= Written request =
Nothing but the lines from the one that contains "Type out the text in this image." through the end of the listing should appear, set down exactly.

-- start Dataset entries --

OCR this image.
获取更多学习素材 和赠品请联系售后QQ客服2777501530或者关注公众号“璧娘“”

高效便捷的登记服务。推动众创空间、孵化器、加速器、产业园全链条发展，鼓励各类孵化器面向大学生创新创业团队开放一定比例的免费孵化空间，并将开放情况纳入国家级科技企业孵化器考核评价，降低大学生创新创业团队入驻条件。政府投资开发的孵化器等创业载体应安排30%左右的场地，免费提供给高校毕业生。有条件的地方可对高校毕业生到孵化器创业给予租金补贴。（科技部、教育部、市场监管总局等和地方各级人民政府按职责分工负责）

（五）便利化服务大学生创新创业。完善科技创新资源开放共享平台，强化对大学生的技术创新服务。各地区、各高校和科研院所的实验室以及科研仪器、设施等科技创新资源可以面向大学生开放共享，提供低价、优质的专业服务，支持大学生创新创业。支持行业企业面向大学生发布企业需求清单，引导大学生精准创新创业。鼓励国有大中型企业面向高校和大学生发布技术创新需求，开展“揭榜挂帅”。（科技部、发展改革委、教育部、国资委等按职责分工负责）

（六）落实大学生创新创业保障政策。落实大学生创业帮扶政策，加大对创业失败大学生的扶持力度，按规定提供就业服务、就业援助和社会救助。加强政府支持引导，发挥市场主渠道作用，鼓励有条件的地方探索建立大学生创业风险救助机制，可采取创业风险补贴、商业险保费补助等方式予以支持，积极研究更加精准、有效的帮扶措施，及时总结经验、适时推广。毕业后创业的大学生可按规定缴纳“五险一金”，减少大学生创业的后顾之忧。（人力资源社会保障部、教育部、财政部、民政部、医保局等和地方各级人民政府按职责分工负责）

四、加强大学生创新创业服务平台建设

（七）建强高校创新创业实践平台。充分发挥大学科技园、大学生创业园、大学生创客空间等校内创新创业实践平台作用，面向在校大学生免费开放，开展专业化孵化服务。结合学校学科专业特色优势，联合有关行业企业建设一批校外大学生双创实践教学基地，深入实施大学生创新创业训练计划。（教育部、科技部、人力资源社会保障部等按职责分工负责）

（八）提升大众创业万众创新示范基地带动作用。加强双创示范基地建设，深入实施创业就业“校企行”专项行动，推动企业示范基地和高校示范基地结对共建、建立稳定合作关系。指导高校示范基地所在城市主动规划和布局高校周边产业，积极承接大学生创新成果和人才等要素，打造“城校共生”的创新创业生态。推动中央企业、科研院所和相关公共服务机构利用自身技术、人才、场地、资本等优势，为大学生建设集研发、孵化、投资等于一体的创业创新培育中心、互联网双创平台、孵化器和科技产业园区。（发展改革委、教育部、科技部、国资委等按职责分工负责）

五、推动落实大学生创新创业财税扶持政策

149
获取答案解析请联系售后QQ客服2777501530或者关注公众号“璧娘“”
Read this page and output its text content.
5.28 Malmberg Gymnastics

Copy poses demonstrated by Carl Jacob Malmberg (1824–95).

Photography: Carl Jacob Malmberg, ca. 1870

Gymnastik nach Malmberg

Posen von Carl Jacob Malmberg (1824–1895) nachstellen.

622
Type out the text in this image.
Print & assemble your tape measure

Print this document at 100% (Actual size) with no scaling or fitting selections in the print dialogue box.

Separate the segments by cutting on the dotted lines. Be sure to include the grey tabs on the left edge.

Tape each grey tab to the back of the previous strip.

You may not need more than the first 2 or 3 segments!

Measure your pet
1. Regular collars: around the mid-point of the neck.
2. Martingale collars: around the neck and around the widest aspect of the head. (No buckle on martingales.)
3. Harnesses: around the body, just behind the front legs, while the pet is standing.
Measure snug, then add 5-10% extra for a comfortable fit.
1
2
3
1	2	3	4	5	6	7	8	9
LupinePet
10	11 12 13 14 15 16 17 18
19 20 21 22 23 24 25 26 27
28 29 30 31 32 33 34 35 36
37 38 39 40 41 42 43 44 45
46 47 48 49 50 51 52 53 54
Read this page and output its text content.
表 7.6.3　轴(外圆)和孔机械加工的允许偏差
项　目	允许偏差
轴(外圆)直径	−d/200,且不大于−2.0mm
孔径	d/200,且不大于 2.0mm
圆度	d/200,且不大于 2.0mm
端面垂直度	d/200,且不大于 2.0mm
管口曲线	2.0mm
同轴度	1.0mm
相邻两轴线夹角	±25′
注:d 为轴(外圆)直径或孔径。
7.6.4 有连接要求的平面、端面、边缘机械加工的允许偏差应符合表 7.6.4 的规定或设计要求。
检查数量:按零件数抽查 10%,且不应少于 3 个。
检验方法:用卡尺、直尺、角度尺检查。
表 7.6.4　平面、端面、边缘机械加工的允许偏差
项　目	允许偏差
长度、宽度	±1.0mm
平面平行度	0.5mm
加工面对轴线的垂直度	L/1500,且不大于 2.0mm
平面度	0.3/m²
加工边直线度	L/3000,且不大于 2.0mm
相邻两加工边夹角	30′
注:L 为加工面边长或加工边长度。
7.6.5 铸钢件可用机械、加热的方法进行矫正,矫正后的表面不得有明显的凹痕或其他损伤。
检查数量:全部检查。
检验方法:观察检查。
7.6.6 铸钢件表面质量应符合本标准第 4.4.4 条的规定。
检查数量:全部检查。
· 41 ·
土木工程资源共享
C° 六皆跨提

-- end Dataset entries --

= Solution =
Type out the text in this image.
Print & assemble your tape measure

Print this document at 100% (Actual size) with no scaling or fitting selections in the print dialogue box.

Separate the segments by cutting on the dotted lines. Be sure to include the grey tabs on the left edge.

Tape each grey tab to the back of the previous strip.

You may not need more than the first 2 or 3 segments!

Measure your pet
1. Regular collars: around the mid-point of the neck.
2. Martingale collars: around the neck and around the widest aspect of the head. (No buckle on martingales.)
3. Harnesses: around the body, just behind the front legs, while the pet is standing.
Measure snug, then add 5-10% extra for a comfortable fit.
1
2
3
1	2	3	4	5	6	7	8	9
LupinePet
10	11 12 13 14 15 16 17 18
19 20 21 22 23 24 25 26 27
28 29 30 31 32 33 34 35 36
37 38 39 40 41 42 43 44 45
46 47 48 49 50 51 52 53 54
Read this page and output its text content.
表 7.6.3　轴(外圆)和孔机械加工的允许偏差
项　目	允许偏差
轴(外圆)直径	−d/200,且不大于−2.0mm
孔径	d/200,且不大于 2.0mm
圆度	d/200,且不大于 2.0mm
端面垂直度	d/200,且不大于 2.0mm
管口曲线	2.0mm
同轴度	1.0mm
相邻两轴线夹角	±25′
注:d 为轴(外圆)直径或孔径。
7.6.4 有连接要求的平面、端面、边缘机械加工的允许偏差应符合表 7.6.4 的规定或设计要求。
检查数量:按零件数抽查 10%,且不应少于 3 个。
检验方法:用卡尺、直尺、角度尺检查。
表 7.6.4　平面、端面、边缘机械加工的允许偏差
项　目	允许偏差
长度、宽度	±1.0mm
平面平行度	0.5mm
加工面对轴线的垂直度	L/1500,且不大于 2.0mm
平面度	0.3/m²
加工边直线度	L/3000,且不大于 2.0mm
相邻两加工边夹角	30′
注:L 为加工面边长或加工边长度。
7.6.5 铸钢件可用机械、加热的方法进行矫正,矫正后的表面不得有明显的凹痕或其他损伤。
检查数量:全部检查。
检验方法:观察检查。
7.6.6 铸钢件表面质量应符合本标准第 4.4.4 条的规定。
检查数量:全部检查。
· 41 ·
土木工程资源共享
C° 六皆跨提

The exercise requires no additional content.